▶ [EXERCISE OBJECTIVE]:
Repeat the lines below exactly as they appear, but leave out the images.

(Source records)
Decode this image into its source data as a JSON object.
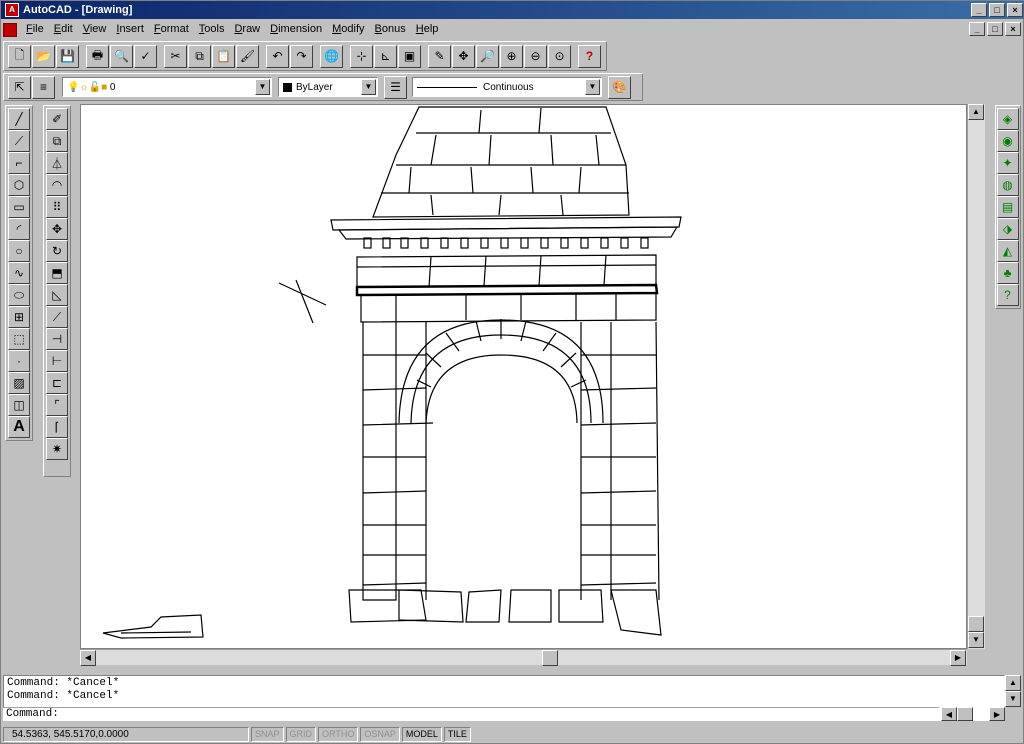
{
  "window": {
    "title": "AutoCAD - [Drawing]"
  },
  "menu": [
    "File",
    "Edit",
    "View",
    "Insert",
    "Format",
    "Tools",
    "Draw",
    "Dimension",
    "Modify",
    "Bonus",
    "Help"
  ],
  "layer_toolbar": {
    "layer": "0",
    "color": "ByLayer",
    "linetype": "Continuous"
  },
  "command": {
    "history": [
      "Command: *Cancel*",
      "Command: *Cancel*"
    ],
    "prompt": "Command:"
  },
  "status": {
    "coords": "54.5363, 545.5170,0.0000",
    "buttons": [
      "SNAP",
      "GRID",
      "ORTHO",
      "OSNAP",
      "MODEL",
      "TILE"
    ],
    "on": [
      "MODEL",
      "TILE"
    ]
  }
}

▶ [RESULT FOR THIS EXERCISE]:
Decode this image into its source data as a JSON object.
{
  "window": {
    "title": "AutoCAD - [Drawing]"
  },
  "menu": [
    "File",
    "Edit",
    "View",
    "Insert",
    "Format",
    "Tools",
    "Draw",
    "Dimension",
    "Modify",
    "Bonus",
    "Help"
  ],
  "layer_toolbar": {
    "layer": "0",
    "color": "ByLayer",
    "linetype": "Continuous"
  },
  "command": {
    "history": [
      "Command: *Cancel*",
      "Command: *Cancel*"
    ],
    "prompt": "Command:"
  },
  "status": {
    "coords": "54.5363, 545.5170,0.0000",
    "buttons": [
      "SNAP",
      "GRID",
      "ORTHO",
      "OSNAP",
      "MODEL",
      "TILE"
    ],
    "on": [
      "MODEL",
      "TILE"
    ]
  }
}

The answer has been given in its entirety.